__Extrait du document__.
Échec de la politique d'intégration?

"On lutte tous les jours contre le racisme dans les écoles, les enseignants font un boulot formidable. Dans l'enseignement fondamental, il y a très peu de racisme entre les enfants car ils jouent ensemble. Ensuite, seulement il y a une expression raciste qui arrive, une expression qui a toujours été là mais qui avant était cachée. De nos jours certains élus du gouvernement légitiment ce discours, et le MR ne fait rien pour les dénoncer."

Décumul intégral?

"Je suis seulement candidat a ma succession, je suis actuellement en campagne sur le terrain et j'espère que les citoyens carolos me feront à nouveau confiance pour continuer le travail que j'ai mené depuis 6 ans."

Et Patron du PS?

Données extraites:
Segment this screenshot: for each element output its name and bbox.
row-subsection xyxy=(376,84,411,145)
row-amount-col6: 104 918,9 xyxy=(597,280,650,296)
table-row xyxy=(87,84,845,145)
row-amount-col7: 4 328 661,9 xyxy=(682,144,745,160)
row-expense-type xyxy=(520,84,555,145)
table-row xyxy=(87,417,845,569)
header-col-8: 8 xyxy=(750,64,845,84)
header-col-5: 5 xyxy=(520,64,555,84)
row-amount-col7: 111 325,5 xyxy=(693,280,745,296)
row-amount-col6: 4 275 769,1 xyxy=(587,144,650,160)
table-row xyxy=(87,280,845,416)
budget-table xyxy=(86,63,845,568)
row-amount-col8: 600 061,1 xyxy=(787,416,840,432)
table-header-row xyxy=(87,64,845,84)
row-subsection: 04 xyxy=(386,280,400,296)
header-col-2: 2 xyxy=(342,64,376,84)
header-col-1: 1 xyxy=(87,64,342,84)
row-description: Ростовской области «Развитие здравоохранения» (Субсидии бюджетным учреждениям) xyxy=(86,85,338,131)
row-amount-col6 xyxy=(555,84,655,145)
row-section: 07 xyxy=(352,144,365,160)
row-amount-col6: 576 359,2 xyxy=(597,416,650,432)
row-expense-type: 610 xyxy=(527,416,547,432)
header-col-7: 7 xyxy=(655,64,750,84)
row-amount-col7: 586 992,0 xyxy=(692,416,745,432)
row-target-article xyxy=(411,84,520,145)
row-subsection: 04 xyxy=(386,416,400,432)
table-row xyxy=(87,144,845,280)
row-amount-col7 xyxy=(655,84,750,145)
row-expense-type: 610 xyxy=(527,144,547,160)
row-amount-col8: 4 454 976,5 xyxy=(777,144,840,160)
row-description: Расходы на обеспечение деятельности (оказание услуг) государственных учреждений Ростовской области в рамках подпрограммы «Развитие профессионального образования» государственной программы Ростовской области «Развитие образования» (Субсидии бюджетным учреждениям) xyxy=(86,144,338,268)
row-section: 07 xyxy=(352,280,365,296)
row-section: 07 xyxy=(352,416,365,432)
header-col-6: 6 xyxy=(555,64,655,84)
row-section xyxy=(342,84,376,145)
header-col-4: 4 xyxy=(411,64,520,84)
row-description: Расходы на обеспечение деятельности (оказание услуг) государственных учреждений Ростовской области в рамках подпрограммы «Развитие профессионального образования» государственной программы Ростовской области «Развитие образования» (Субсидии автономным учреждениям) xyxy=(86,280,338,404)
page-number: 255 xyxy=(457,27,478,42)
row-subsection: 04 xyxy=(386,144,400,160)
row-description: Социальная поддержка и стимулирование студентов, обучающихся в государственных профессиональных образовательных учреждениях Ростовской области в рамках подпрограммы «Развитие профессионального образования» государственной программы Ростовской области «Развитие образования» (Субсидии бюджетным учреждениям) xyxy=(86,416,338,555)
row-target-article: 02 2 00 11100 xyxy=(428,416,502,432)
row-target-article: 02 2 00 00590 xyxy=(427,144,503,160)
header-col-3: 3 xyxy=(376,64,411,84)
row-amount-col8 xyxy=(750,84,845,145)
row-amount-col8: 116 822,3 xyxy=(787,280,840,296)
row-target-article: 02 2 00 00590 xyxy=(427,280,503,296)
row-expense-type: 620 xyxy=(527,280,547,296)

__Tâche 1__.
Répondez aux questions suivantes d'après l'extrait d'entretien :
(a) Selon l'extrait d'entretien, pourquoi y a-t-il très peu de racisme entre les enfants dans l'enseignement fondamental ?
(b) Quel parti, d'après l'extrait d'entretien, ne fait rien pour dénoncer certains élus du gouvernement ?
(c) Depuis combien d'années la personne interrogée mène-t-elle son travail ?
__Tâche 2__. Renvoyez, s'il vous plaît, le passage de l'extrait d'entretien en commençant par "Échec de la" et en allant jusqu'à "Décumul intégral?", sans rien y changer.

__Résultat 1__.
(a) Parce qu'ils jouent ensemble.
(b) Le MR.
(c) Depuis 6 ans.

__Résultat 2__.
Échec de la politique d'intégration?

"On lutte tous les jours contre le racisme dans les écoles, les enseignants font un boulot formidable. Dans l'enseignement fondamental, il y a très peu de racisme entre les enfants car ils jouent ensemble. Ensuite, seulement il y a une expression raciste qui arrive, une expression qui a toujours été là mais qui avant était cachée. De nos jours certains élus du gouvernement légitiment ce discours, et le MR ne fait rien pour les dénoncer."

Décumul intégral?